THE PROBLEM: Reproduce the entries word for word, from the first line up to and including the line containing "bar-2016-segment-valid — [2009, 855, 2066, 888]".
::::::::
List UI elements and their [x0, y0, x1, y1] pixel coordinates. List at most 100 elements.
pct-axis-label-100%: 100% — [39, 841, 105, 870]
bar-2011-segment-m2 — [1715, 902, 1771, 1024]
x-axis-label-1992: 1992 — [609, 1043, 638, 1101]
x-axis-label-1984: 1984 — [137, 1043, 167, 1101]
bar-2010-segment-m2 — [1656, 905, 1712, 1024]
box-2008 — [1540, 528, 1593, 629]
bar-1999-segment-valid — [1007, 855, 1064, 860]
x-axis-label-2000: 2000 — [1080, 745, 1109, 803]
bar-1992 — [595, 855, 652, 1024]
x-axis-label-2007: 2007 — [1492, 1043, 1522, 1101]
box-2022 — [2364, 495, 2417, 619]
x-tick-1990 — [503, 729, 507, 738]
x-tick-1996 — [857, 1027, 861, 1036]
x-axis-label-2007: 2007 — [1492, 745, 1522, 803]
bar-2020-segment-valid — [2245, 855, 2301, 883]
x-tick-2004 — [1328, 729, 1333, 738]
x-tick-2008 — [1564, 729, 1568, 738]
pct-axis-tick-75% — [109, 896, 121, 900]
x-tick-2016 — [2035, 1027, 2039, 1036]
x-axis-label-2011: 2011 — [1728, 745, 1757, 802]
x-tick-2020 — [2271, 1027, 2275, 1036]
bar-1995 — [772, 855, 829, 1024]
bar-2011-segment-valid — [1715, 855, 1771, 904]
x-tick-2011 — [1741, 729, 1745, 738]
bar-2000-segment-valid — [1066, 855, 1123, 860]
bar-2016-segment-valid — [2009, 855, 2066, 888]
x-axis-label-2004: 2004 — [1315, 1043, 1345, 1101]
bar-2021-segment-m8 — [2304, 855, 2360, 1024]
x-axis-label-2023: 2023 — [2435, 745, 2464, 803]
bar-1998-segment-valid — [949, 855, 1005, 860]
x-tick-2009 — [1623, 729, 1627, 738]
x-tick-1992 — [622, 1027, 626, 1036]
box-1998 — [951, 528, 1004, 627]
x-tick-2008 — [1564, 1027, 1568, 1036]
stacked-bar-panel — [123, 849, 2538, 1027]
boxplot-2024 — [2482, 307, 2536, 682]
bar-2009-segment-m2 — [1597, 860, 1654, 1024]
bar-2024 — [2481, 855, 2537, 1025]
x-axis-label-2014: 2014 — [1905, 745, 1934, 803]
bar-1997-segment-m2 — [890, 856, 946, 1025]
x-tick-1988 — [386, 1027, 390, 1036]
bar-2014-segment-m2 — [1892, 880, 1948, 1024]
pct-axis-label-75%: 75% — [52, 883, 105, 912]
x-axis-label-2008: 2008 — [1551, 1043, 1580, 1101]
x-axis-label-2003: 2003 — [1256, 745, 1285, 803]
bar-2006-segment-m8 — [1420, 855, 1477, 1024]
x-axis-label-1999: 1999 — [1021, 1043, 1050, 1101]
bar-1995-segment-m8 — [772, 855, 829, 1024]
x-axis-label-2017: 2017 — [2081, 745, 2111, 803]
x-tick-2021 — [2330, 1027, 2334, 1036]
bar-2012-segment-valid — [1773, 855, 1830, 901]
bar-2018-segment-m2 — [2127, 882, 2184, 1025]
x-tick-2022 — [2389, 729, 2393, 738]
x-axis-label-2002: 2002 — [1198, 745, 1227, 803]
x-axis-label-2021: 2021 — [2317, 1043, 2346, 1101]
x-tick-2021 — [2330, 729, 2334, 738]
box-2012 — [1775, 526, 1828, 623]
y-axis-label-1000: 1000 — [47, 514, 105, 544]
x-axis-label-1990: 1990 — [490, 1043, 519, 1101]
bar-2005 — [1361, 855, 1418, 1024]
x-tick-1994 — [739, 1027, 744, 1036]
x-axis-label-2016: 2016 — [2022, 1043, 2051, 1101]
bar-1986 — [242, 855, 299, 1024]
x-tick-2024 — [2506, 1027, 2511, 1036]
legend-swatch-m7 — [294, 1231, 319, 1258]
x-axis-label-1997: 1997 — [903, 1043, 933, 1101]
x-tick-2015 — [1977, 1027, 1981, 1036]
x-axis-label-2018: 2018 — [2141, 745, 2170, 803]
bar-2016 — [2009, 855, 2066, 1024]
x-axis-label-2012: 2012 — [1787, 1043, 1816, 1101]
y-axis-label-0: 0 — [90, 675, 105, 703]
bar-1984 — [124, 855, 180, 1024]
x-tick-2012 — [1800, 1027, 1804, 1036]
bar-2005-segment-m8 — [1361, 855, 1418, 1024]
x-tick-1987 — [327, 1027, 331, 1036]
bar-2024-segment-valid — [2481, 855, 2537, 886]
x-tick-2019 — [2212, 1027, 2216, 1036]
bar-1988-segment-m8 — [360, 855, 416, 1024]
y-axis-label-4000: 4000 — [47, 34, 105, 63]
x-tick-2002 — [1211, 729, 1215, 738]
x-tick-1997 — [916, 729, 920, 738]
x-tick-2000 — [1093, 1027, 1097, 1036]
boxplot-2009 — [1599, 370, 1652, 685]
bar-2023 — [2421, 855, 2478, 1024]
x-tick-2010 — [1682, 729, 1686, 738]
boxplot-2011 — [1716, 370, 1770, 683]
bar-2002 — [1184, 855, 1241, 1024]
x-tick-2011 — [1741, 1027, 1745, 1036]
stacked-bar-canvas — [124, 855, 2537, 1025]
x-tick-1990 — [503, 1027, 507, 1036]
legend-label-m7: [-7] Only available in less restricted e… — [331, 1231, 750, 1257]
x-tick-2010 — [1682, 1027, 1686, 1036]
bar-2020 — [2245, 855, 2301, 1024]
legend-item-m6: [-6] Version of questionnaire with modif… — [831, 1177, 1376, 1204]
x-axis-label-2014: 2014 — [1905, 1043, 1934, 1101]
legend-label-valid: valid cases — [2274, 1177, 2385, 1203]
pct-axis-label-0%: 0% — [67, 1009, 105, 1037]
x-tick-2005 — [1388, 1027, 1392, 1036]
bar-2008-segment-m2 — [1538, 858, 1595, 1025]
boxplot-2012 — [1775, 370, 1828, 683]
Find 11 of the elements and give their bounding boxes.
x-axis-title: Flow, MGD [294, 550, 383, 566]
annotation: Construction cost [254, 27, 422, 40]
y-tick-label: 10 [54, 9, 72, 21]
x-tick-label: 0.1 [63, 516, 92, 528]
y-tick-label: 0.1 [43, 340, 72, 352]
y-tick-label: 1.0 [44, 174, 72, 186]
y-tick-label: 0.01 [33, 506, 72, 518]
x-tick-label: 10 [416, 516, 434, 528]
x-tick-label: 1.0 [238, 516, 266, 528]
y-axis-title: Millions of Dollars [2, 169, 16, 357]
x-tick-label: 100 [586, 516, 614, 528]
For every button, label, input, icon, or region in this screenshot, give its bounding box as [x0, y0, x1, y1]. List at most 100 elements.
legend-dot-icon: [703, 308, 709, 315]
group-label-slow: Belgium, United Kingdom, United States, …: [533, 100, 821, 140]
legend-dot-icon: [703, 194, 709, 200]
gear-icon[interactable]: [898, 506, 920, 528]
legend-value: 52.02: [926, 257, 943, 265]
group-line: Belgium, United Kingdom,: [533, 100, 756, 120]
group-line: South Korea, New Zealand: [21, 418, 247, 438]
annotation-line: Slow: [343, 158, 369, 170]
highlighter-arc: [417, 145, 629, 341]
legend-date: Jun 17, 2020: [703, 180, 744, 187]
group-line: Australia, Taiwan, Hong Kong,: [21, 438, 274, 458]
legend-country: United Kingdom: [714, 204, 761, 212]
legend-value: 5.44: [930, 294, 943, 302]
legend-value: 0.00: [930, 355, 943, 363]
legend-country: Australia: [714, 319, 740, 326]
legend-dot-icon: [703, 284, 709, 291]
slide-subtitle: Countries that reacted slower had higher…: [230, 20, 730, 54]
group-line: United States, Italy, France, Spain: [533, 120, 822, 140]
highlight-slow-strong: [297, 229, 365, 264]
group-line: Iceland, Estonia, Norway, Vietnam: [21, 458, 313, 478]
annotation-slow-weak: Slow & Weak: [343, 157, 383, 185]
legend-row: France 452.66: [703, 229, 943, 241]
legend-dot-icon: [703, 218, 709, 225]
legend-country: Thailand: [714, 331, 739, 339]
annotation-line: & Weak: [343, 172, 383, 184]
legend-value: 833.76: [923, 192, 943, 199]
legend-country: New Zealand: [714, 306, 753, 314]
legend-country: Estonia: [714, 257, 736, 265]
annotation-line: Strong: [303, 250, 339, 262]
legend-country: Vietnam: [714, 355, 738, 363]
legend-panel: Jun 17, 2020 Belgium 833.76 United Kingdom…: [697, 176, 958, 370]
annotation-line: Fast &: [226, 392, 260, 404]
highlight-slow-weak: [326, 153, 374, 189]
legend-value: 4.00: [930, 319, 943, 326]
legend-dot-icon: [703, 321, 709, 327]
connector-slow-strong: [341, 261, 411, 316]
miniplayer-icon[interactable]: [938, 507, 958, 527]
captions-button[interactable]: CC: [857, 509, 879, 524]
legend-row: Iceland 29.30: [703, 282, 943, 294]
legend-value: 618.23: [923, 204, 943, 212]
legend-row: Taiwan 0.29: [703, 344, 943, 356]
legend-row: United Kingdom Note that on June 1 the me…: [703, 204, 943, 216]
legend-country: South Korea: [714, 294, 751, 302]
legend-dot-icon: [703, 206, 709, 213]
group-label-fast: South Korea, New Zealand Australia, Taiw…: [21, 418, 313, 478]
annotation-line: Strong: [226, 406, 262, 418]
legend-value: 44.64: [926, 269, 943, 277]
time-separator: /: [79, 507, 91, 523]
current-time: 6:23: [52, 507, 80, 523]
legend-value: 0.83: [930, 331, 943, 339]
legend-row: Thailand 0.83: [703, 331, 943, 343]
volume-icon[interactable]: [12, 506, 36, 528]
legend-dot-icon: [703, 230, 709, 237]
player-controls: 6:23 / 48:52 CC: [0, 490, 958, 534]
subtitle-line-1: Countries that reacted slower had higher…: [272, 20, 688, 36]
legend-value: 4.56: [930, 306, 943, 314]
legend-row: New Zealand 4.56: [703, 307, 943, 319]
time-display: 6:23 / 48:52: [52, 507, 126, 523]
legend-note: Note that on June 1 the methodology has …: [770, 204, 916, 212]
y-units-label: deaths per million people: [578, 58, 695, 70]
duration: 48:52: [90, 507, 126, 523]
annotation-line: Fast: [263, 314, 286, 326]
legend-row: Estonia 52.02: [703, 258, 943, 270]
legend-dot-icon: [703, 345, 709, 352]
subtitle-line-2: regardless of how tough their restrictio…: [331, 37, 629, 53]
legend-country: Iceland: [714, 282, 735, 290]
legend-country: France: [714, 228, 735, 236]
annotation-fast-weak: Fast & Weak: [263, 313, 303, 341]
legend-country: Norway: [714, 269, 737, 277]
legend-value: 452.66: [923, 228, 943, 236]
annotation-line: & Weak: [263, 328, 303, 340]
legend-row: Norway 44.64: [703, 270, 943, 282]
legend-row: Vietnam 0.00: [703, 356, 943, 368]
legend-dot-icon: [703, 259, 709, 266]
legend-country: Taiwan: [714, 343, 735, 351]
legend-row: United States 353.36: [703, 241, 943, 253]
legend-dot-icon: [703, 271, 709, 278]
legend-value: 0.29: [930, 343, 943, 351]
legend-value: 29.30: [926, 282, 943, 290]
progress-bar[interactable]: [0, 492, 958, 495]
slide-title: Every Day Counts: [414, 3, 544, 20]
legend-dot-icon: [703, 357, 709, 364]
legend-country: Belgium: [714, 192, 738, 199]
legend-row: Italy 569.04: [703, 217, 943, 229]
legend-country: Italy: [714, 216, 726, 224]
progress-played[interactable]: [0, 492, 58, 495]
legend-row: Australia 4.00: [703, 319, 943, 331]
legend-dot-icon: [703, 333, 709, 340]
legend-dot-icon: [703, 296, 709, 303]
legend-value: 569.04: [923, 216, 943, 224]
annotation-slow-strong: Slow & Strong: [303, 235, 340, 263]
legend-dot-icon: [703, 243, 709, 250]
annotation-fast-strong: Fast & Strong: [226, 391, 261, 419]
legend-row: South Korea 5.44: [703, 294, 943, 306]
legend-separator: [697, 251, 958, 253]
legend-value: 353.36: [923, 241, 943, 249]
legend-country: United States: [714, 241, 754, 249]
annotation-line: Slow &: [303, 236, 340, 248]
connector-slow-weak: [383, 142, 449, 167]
::::::::
OUTPUT OF THE TASK:
List UI elements and their [x0, y0, x1, y1] pixel coordinates. List at most 100 elements.
pct-axis-label-100%: 100% — [39, 841, 105, 870]
bar-2011-segment-m2 — [1715, 902, 1771, 1024]
x-axis-label-1992: 1992 — [609, 1043, 638, 1101]
x-axis-label-1984: 1984 — [137, 1043, 167, 1101]
bar-2010-segment-m2 — [1656, 905, 1712, 1024]
box-2008 — [1540, 528, 1593, 629]
bar-1999-segment-valid — [1007, 855, 1064, 860]
x-axis-label-2000: 2000 — [1080, 745, 1109, 803]
bar-1992 — [595, 855, 652, 1024]
x-axis-label-2007: 2007 — [1492, 1043, 1522, 1101]
box-2022 — [2364, 495, 2417, 619]
x-tick-1990 — [503, 729, 507, 738]
x-tick-1996 — [857, 1027, 861, 1036]
x-axis-label-2007: 2007 — [1492, 745, 1522, 803]
bar-2020-segment-valid — [2245, 855, 2301, 883]
x-tick-2004 — [1328, 729, 1333, 738]
x-tick-2008 — [1564, 729, 1568, 738]
pct-axis-tick-75% — [109, 896, 121, 900]
x-tick-2016 — [2035, 1027, 2039, 1036]
x-axis-label-2011: 2011 — [1728, 745, 1757, 802]
x-tick-2020 — [2271, 1027, 2275, 1036]
bar-1995 — [772, 855, 829, 1024]
bar-2011-segment-valid — [1715, 855, 1771, 904]
x-tick-2011 — [1741, 729, 1745, 738]
bar-2000-segment-valid — [1066, 855, 1123, 860]
bar-2016-segment-valid — [2009, 855, 2066, 888]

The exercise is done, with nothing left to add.